O QUE FAZER – Atualize o trecho sobre o filme Honey Don't!: reproduza tudo o que vai de "Como em qualquer" até "lado de Honey.", trocando "cadáver" por "corpo".

TRECHO FORNECIDO –
Pelas ruas sombrias de Bakersfield, na Califórnia, uma mulher precisa seguir adiante — uma mulher que não é sombria, que não é corrompida (bem, um pouco, como ela mesma admite) nem tem medo. Ela é a heroína; ela é tudo. Ela é Honey O’Donahue e, interpretada por Margaret Qualley em Honey Don’t! — um título emprestado do hit de Carl Perkins de 1957, que também funciona como uma ordem que a própria personagem geralmente ignora —, essa detetive particular é o exemplo perfeito da protagonista idealizada por Raymond Chandler. Só a alta-costura e os cromossomos mudaram.
Qualley é, de longe, o melhor elemento da releitura de Ethan Coen sobre o gênero de mistério noir, e é impossível exagerar o quanto sua atuação consegue conduzir o filme por cima de falhas estruturais e desvios narrativos sem saída. Honey é um arquétipo reconhecível, um tipo clássico da ficção pulp, lapidado ao longo de décadas de publicações antigas, livros de bolso amassados e sessões duplas de filmes B. Normalmente, esses “cavaleiros brancos” de aluguel são homens, quase sempre heterossexuais — e, embora a ideia de uma investigadora queer mergulhada em um caso cheio de cadáveres e reviravoltas já não seja exatamente revolucionária em 2025, Honey O’Donahue ainda soa como uma anomalia. Mas Qualley, vinda de A Substância, nunca a interpreta como tal: ela é apenas uma “private dick” extremamente competente, igualmente suscetível a femmes fatales e mulheres sedutoras, e que odeia ser feita de boba. O equilíbrio que Qualley encontra entre a comédia screwball e o noir clássico é o que faz o filme funcionar muito melhor do que tecnicamente deveria.
Como em qualquer bom noir, tudo começa com um cadáver. A vítima de um acidente de carro no meio do deserto é uma jovem que havia contatado O’Donahue dias antes e que, inclusive, tinha uma reunião marcada com ela naquela mesma tarde. O detetive Marty Metakawitch (Charlie Day) — que, digamos, não é exatamente a lâmpada mais brilhante do letreiro — está pronto para classificar o caso como suicídio. Mas Honey suspeita de assassinato. Como já vimos uma misteriosa mulher francesa (Lera Abova) retirar um anel da mão da vítima antes da chegada da polícia, ficamos do lado de Honey.

INFORMAÇÕES FORNECIDAS –
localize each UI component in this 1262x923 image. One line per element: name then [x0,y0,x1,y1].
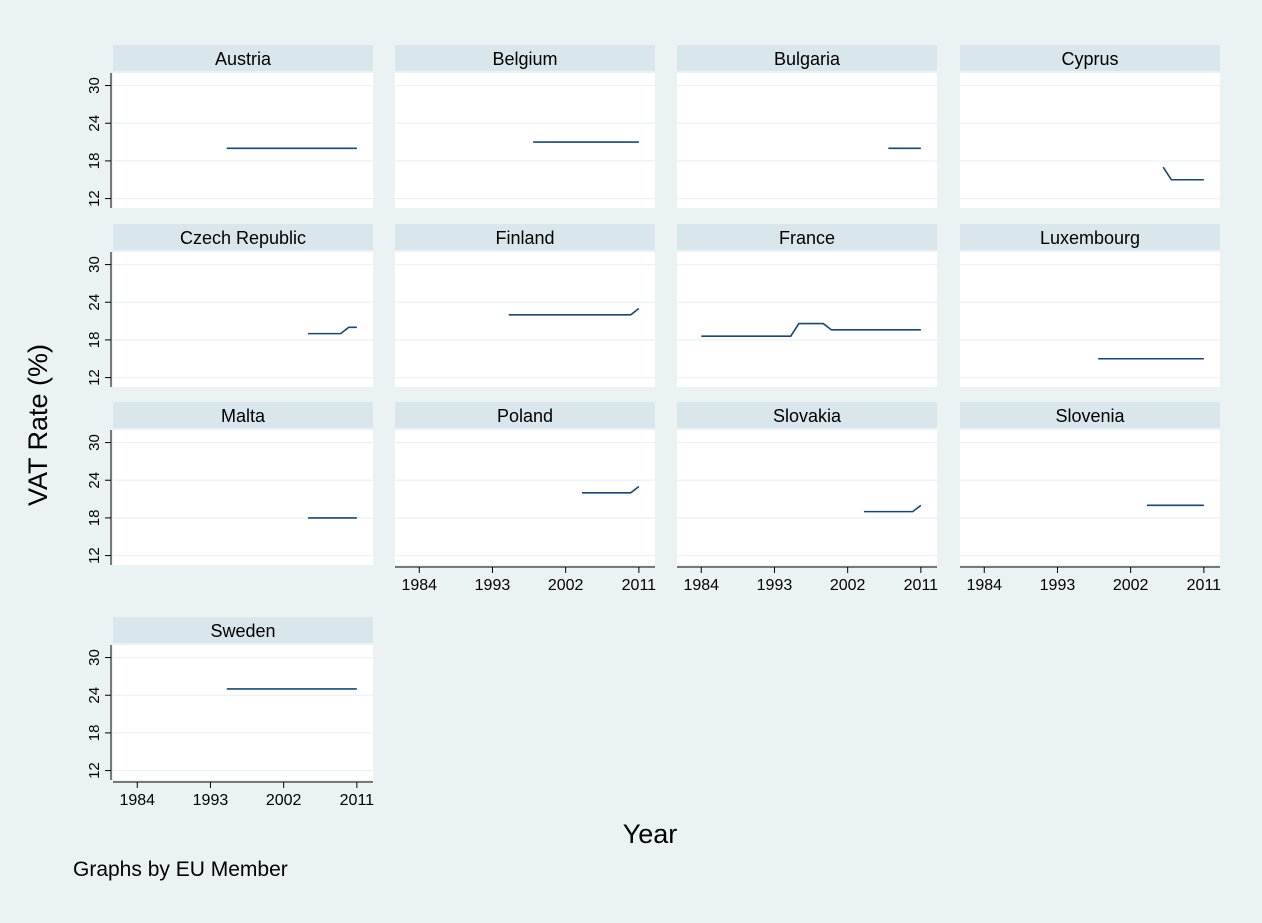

RESPOSTA DO EXERCÍCIO –
Como em qualquer bom noir, tudo começa com um corpo. A vítima de um acidente de carro no meio do deserto é uma jovem que havia contatado O’Donahue dias antes e que, inclusive, tinha uma reunião marcada com ela naquela mesma tarde. O detetive Marty Metakawitch (Charlie Day) — que, digamos, não é exatamente a lâmpada mais brilhante do letreiro — está pronto para classificar o caso como suicídio. Mas Honey suspeita de assassinato. Como já vimos uma misteriosa mulher francesa (Lera Abova) retirar um anel da mão da vítima antes da chegada da polícia, ficamos do lado de Honey.